§ **Exercise objective**
Locate the lines where "Adobe" occurs and copy them as they stand.

§ **Data entries**
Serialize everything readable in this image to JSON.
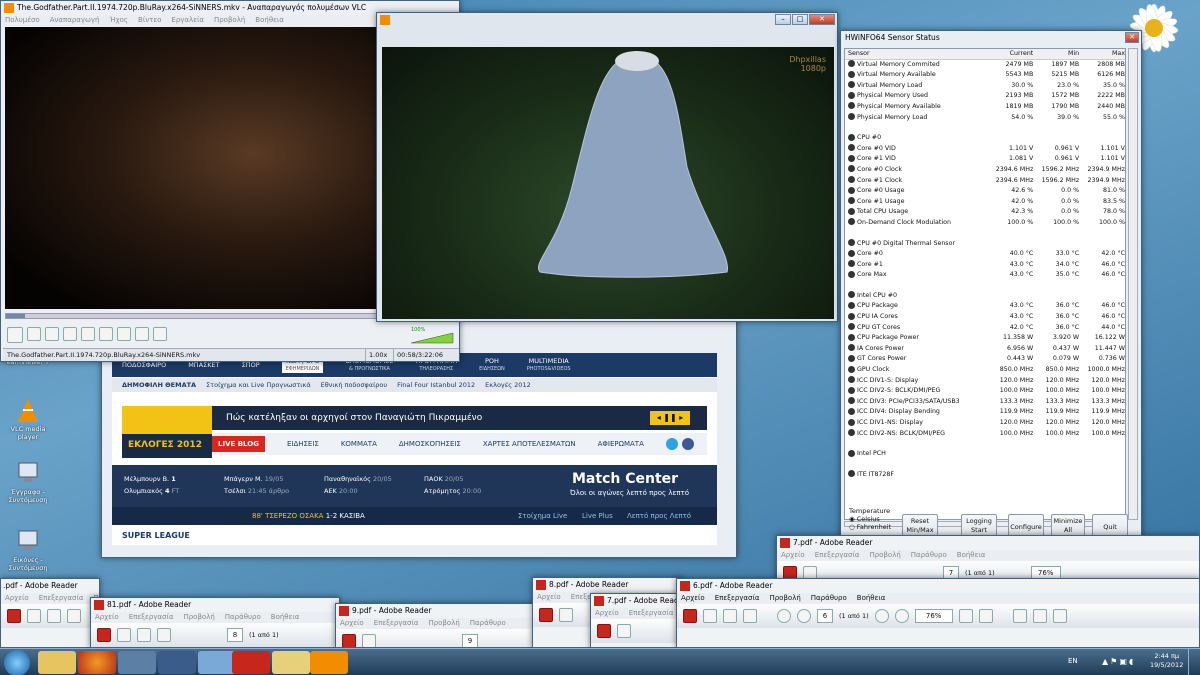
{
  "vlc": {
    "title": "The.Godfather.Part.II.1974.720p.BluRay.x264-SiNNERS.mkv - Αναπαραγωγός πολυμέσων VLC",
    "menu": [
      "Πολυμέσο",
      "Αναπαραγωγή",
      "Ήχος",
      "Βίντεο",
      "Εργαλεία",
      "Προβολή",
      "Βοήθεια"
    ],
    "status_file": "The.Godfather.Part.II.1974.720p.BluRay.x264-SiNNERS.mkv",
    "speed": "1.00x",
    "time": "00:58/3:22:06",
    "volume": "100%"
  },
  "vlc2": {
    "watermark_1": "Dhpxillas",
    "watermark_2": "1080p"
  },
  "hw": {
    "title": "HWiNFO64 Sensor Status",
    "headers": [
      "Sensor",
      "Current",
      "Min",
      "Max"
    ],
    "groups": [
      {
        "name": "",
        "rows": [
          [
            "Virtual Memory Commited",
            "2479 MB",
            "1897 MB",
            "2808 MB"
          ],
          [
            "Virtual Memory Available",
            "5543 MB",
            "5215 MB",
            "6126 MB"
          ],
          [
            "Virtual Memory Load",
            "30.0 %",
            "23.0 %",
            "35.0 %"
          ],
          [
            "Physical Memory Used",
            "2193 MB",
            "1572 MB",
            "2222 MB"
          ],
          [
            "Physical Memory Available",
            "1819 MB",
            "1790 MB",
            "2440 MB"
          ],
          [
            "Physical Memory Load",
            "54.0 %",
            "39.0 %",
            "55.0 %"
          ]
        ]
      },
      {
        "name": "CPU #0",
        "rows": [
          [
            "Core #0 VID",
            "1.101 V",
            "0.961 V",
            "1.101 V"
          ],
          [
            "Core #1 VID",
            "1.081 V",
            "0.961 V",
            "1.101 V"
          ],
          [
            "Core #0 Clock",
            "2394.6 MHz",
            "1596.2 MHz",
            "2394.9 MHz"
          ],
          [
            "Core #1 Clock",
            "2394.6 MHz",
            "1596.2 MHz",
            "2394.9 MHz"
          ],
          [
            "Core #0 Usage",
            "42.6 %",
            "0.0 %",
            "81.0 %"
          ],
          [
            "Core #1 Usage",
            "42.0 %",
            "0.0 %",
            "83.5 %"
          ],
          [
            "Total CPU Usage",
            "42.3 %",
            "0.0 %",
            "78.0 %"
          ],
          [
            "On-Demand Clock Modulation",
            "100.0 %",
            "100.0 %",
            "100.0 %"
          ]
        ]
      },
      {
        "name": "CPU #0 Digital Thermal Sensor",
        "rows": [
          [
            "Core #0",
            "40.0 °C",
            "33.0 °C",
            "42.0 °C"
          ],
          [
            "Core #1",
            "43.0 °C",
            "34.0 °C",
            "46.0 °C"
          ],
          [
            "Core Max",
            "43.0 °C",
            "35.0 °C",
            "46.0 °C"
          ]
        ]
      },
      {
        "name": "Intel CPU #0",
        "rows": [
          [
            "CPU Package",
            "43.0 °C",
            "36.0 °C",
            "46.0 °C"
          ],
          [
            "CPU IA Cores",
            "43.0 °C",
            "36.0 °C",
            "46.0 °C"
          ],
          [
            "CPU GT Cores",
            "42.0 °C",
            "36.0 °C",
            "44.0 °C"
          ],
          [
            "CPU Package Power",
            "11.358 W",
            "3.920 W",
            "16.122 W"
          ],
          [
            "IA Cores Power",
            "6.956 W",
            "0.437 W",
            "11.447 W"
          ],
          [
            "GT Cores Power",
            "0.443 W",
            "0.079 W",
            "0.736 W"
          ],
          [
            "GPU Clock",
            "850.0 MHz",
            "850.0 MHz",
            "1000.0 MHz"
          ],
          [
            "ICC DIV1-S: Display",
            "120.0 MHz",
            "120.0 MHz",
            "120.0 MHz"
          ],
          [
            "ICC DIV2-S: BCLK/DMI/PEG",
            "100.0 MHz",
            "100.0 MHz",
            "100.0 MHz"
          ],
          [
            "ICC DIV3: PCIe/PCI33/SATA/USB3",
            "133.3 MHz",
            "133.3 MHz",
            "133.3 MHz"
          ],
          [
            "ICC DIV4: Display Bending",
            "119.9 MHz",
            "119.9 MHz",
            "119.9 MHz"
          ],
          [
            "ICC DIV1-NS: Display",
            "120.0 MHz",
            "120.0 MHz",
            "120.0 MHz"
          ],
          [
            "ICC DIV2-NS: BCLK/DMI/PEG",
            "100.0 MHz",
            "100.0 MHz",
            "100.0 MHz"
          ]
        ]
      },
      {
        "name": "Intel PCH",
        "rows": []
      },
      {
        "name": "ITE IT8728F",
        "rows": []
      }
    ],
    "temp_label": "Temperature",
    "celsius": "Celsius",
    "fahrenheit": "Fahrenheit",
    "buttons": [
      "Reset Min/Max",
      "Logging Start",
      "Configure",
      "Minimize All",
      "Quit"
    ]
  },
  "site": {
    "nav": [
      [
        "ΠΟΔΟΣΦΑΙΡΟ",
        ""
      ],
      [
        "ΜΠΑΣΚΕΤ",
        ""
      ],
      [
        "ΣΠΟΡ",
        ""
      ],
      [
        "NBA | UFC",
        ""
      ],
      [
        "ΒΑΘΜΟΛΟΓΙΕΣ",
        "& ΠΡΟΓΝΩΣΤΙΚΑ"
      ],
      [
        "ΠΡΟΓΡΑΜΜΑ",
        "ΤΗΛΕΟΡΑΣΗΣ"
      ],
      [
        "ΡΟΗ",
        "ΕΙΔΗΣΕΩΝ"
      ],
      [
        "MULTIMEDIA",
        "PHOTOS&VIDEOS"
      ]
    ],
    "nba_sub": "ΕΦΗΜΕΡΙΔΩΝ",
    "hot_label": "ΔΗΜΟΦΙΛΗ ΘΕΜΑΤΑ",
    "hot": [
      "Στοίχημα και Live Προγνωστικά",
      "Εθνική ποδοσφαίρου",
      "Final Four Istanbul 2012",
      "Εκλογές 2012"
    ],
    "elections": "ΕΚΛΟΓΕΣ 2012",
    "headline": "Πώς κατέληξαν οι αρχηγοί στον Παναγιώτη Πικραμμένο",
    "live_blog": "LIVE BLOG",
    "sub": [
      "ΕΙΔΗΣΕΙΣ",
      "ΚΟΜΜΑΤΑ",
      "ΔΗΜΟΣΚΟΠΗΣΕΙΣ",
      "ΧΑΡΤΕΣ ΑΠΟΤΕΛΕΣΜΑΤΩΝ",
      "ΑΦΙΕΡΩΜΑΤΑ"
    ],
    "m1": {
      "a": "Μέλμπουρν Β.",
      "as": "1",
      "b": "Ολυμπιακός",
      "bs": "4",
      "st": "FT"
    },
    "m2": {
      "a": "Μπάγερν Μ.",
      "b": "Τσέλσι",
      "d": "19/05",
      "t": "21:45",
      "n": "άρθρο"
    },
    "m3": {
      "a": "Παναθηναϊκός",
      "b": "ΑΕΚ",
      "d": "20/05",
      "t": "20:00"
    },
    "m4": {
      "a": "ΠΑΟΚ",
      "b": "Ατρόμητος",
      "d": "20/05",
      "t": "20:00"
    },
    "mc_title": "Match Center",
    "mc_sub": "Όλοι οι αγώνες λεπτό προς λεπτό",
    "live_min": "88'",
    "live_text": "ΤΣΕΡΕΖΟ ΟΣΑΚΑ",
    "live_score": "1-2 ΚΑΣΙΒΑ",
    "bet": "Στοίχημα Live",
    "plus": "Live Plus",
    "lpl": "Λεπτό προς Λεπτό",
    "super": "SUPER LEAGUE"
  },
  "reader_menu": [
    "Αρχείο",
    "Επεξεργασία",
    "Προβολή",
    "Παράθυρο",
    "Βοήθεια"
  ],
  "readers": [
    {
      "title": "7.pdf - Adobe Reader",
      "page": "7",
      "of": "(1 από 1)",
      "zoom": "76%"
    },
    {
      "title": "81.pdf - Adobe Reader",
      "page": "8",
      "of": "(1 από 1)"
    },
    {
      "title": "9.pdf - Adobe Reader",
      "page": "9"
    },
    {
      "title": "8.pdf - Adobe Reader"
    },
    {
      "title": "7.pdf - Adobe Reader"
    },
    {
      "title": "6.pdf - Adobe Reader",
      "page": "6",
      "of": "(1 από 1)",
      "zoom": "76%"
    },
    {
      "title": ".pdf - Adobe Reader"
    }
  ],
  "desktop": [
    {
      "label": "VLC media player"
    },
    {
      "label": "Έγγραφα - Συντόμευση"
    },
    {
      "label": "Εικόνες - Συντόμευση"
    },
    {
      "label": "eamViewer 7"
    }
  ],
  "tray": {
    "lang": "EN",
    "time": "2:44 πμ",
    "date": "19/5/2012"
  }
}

§ **Response to this exercise**
      "title": "7.pdf - Adobe Reader",
      "title": "81.pdf - Adobe Reader",
      "title": "9.pdf - Adobe Reader",
      "title": "8.pdf - Adobe Reader"
      "title": "7.pdf - Adobe Reader"
      "title": "6.pdf - Adobe Reader",
      "title": ".pdf - Adobe Reader"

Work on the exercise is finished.